---------- Given records

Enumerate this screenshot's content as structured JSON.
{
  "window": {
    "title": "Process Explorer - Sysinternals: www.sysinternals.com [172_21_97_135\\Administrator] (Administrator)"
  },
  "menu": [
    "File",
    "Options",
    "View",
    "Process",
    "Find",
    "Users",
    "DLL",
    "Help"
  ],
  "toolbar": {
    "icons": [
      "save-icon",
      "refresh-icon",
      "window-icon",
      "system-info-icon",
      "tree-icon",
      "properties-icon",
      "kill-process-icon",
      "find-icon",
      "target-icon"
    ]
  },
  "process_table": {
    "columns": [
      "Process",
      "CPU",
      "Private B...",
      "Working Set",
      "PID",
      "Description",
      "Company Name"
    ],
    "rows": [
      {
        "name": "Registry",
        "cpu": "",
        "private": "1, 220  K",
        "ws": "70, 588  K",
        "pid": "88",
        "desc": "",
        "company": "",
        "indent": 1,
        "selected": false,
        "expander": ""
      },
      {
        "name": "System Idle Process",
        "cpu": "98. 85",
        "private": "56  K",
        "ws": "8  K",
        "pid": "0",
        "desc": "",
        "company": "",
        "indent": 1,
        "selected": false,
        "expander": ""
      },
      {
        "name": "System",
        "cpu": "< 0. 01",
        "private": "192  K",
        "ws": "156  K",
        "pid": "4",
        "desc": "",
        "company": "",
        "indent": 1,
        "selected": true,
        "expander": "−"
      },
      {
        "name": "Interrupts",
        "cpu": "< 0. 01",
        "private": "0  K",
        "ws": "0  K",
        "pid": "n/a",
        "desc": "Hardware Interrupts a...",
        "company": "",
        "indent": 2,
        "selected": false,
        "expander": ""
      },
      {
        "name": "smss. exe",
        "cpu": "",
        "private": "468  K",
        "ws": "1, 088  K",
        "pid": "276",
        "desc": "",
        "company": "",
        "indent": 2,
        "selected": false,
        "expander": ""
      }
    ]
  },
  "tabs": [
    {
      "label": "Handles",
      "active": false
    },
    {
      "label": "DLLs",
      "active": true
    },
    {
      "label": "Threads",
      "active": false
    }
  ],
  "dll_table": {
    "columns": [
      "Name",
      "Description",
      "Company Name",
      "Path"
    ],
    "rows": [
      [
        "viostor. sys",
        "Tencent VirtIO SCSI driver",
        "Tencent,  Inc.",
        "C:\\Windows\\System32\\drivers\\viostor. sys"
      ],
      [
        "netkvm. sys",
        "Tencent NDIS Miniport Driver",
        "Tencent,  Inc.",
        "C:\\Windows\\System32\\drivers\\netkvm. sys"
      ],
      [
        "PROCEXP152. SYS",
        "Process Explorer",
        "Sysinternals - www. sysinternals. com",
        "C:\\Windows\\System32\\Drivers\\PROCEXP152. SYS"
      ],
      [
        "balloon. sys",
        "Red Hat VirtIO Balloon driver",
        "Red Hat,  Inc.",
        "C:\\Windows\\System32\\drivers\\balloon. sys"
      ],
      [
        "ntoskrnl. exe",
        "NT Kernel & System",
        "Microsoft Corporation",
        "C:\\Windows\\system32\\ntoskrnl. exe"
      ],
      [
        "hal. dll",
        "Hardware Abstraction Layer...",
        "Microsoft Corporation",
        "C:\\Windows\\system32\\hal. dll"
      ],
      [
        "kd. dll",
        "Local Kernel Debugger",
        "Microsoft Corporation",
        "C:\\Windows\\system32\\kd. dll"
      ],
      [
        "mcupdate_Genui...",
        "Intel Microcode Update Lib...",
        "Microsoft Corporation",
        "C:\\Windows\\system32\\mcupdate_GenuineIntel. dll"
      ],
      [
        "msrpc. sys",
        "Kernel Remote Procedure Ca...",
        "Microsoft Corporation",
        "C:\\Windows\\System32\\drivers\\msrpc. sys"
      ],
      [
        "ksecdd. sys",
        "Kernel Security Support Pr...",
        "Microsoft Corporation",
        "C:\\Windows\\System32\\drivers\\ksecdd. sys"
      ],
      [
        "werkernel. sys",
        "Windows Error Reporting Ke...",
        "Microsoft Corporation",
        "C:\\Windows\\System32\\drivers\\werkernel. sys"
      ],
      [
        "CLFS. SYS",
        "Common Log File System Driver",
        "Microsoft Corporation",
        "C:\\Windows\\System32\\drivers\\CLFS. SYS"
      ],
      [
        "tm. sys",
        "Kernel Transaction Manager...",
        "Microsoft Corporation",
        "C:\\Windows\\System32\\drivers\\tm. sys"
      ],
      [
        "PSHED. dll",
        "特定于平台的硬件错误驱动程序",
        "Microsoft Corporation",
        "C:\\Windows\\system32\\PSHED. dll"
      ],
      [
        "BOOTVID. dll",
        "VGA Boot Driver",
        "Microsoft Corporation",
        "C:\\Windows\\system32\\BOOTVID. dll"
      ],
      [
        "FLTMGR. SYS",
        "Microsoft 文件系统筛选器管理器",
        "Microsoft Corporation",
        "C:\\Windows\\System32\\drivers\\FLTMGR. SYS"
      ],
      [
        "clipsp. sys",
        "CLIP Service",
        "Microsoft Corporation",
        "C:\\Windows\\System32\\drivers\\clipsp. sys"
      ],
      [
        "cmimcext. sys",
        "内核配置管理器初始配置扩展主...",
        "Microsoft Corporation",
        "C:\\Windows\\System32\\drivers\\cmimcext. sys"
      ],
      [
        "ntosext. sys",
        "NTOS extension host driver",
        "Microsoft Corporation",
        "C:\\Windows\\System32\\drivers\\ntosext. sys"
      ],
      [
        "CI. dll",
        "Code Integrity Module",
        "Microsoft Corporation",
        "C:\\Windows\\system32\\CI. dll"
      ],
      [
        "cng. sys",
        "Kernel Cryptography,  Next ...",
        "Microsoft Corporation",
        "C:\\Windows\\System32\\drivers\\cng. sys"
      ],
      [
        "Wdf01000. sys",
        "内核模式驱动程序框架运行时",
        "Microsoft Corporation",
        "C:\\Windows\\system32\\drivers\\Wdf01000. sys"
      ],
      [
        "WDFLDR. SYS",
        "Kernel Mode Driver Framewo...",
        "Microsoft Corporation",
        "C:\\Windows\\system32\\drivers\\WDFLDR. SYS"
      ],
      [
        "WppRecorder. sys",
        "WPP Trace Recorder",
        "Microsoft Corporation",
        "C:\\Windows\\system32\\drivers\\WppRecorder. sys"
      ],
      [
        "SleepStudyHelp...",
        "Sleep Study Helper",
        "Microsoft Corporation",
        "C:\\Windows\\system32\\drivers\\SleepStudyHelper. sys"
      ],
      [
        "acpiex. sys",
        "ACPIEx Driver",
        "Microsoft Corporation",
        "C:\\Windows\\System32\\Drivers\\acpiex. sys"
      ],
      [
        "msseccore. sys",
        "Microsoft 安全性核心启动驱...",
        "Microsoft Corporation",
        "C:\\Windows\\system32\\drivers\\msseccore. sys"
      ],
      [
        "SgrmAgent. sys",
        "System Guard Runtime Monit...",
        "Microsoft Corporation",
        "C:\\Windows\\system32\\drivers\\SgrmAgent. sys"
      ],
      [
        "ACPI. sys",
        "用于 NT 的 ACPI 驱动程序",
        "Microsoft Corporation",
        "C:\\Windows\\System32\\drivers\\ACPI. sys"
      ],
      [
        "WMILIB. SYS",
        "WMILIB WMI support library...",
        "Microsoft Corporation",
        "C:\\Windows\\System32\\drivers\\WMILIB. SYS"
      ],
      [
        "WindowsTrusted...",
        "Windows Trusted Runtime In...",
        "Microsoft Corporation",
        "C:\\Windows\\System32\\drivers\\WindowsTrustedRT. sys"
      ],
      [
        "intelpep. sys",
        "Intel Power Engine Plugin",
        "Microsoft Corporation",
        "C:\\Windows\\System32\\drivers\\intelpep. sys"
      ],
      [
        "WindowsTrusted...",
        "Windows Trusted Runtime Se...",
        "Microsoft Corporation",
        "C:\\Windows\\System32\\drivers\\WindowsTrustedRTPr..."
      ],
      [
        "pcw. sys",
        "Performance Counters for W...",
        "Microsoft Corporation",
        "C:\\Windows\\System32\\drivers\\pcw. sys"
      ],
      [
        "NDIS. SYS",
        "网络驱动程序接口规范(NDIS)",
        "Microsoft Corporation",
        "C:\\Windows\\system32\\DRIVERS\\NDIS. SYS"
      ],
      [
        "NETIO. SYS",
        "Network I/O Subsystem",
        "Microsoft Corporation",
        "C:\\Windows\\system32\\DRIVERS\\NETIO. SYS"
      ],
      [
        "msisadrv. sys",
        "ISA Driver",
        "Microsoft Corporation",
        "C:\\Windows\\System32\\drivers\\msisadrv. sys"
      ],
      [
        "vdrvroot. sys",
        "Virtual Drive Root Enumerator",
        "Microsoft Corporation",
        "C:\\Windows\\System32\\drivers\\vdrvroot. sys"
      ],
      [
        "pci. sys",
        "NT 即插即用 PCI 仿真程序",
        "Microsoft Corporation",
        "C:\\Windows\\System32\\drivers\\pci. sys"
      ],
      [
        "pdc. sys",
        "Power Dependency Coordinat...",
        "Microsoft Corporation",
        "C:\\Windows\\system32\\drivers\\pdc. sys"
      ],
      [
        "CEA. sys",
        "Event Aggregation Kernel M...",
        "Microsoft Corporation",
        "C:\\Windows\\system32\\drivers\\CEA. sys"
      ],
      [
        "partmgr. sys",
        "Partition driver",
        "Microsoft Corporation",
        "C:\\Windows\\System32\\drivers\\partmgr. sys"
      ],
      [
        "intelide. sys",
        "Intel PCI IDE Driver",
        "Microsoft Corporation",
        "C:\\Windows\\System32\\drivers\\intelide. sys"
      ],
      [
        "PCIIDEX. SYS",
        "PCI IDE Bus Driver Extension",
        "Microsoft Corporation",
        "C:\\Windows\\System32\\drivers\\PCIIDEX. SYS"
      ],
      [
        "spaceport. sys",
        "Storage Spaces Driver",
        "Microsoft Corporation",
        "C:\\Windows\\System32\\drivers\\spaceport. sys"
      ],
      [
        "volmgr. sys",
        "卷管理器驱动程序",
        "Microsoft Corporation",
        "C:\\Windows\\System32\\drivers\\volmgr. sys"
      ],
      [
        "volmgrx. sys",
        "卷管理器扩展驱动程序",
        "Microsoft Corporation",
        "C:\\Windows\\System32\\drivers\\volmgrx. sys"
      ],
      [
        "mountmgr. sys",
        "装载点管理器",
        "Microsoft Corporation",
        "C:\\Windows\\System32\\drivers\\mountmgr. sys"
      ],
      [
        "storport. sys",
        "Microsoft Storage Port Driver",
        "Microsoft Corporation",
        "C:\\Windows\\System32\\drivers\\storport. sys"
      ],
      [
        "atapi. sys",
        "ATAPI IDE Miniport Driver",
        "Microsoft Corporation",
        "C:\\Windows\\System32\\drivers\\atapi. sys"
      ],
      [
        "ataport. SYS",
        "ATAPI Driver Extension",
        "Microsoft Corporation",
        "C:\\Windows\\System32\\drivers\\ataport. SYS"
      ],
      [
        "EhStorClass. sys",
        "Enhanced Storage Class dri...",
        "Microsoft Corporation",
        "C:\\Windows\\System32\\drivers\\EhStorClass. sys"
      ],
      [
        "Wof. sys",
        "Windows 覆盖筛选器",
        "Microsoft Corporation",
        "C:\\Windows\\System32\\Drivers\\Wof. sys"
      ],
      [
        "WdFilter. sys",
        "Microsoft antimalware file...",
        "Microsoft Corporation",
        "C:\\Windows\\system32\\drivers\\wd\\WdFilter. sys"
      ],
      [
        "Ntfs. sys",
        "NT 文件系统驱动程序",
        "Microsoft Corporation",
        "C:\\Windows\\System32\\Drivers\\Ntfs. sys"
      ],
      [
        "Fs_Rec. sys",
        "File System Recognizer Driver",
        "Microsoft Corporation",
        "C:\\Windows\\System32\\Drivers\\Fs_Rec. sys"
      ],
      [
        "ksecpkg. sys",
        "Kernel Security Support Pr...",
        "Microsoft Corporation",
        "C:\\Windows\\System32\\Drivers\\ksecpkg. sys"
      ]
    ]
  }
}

--------------------

--- What is required ---
Gather from the records above every line containing the string "SgrmAgent".

--- Worked answer ---
        "SgrmAgent. sys",
        "C:\\Windows\\system32\\drivers\\SgrmAgent. sys"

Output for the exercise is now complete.